Within the records below, filter for lines carrying the word "Clever" and copy them.

+ + +

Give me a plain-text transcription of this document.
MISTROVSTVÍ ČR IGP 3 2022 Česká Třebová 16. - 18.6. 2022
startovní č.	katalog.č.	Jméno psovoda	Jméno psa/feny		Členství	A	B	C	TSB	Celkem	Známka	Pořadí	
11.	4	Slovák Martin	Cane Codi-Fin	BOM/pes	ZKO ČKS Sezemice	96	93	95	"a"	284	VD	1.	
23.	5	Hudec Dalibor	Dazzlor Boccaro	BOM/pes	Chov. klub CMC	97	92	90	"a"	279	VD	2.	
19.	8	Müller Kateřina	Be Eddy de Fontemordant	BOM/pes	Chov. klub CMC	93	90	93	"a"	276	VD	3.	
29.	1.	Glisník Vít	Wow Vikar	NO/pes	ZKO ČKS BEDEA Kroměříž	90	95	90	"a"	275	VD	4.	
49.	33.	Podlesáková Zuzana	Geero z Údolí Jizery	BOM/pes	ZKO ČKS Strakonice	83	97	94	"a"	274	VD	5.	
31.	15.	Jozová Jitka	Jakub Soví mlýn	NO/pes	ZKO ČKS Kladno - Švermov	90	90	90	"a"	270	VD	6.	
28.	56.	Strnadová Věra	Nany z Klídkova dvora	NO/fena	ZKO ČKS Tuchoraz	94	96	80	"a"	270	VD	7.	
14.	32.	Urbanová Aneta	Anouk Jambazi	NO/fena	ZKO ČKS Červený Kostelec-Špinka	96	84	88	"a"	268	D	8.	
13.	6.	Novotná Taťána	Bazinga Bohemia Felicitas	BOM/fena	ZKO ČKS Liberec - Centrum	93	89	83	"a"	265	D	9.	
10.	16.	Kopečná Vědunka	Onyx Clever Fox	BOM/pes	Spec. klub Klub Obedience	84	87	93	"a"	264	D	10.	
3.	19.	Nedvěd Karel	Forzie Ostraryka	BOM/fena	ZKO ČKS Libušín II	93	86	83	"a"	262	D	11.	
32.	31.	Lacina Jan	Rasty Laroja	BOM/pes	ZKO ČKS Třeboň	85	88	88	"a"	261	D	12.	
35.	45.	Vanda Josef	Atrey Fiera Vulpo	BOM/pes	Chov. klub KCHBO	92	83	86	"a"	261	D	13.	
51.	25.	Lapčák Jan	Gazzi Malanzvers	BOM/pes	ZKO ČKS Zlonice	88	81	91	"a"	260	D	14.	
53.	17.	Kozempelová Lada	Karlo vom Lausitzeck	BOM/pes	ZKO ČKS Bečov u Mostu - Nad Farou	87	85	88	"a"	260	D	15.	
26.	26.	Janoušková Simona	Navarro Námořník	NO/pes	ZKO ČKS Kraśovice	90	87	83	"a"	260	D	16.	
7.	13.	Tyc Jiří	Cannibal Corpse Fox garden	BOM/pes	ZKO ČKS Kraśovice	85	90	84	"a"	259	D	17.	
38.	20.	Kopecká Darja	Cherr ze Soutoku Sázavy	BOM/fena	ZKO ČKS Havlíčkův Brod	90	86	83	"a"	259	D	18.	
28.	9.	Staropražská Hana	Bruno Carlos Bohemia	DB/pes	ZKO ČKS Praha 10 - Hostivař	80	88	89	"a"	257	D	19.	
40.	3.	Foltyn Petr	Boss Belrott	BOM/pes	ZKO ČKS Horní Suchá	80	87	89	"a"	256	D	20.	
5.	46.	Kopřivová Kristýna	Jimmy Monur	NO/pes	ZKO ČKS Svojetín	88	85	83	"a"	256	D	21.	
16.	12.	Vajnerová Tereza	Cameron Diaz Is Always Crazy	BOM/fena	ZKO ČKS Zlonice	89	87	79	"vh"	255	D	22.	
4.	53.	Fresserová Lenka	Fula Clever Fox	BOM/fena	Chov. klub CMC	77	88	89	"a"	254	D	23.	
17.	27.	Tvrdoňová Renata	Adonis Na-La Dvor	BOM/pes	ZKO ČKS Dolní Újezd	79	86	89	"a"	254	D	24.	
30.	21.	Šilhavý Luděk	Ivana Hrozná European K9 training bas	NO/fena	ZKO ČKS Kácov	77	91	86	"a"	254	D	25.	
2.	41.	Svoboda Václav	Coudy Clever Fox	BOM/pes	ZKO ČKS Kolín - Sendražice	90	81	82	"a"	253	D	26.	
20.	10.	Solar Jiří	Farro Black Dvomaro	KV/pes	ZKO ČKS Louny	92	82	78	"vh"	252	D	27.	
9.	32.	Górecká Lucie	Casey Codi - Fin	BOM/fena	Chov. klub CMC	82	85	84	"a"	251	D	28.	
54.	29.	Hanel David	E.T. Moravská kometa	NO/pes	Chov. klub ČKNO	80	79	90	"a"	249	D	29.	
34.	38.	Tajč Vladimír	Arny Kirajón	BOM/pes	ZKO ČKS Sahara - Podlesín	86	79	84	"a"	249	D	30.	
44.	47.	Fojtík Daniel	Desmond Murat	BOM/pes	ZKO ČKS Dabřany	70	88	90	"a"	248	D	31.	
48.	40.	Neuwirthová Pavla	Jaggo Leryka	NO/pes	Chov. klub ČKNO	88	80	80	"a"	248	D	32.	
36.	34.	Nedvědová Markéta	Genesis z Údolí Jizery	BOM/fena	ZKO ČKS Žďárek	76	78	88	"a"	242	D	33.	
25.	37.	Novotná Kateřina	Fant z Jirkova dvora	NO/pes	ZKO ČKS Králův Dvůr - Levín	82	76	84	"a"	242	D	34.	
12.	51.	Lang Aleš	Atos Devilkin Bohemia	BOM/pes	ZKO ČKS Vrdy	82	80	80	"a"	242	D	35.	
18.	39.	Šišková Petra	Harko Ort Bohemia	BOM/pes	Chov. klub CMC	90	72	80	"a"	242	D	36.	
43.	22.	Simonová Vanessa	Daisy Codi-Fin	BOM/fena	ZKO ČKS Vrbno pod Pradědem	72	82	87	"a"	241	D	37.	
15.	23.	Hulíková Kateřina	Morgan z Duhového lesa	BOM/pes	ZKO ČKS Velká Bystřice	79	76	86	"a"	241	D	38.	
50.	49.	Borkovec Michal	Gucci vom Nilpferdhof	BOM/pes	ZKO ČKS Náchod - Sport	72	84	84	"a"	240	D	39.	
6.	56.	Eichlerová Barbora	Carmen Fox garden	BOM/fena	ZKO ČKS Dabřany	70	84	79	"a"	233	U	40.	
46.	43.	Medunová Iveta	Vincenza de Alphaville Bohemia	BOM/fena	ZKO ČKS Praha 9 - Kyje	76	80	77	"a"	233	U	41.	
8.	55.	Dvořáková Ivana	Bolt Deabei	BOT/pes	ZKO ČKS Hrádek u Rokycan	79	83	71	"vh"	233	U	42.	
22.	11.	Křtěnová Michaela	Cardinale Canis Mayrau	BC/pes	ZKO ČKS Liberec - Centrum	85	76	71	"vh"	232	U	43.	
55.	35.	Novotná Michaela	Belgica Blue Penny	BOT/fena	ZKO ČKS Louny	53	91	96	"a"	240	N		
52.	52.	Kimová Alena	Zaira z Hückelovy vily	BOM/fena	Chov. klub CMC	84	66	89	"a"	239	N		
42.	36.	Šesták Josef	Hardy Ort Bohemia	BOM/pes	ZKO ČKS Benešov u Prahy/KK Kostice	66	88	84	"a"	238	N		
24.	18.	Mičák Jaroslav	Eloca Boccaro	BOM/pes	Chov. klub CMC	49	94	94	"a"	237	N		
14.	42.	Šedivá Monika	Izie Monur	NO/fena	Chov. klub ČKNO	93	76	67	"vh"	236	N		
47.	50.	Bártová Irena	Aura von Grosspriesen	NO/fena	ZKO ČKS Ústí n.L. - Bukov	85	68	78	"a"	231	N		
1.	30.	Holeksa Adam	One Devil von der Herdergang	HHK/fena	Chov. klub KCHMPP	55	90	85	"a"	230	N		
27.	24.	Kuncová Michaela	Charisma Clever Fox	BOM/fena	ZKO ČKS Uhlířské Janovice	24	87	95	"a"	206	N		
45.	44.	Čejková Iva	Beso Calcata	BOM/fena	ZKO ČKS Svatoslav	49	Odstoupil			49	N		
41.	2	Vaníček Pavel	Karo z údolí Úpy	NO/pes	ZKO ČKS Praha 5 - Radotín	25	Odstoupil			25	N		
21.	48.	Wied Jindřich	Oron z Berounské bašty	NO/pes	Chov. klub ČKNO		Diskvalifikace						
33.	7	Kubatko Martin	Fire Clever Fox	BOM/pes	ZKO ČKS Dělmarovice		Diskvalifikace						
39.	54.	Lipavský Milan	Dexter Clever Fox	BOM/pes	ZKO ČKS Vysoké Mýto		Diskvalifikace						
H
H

+ + +

§ **Your solution**:
10.	16.	Kopečná Vědunka	Onyx Clever Fox	BOM/pes	Spec. klub Klub Obedience	84	87	93	"a"	264	D	10.	
4.	53.	Fresserová Lenka	Fula Clever Fox	BOM/fena	Chov. klub CMC	77	88	89	"a"	254	D	23.	
2.	41.	Svoboda Václav	Coudy Clever Fox	BOM/pes	ZKO ČKS Kolín - Sendražice	90	81	82	"a"	253	D	26.	
27.	24.	Kuncová Michaela	Charisma Clever Fox	BOM/fena	ZKO ČKS Uhlířské Janovice	24	87	95	"a"	206	N		
33.	7	Kubatko Martin	Fire Clever Fox	BOM/pes	ZKO ČKS Dělmarovice		Diskvalifikace						
39.	54.	Lipavský Milan	Dexter Clever Fox	BOM/pes	ZKO ČKS Vysoké Mýto		Diskvalifikace						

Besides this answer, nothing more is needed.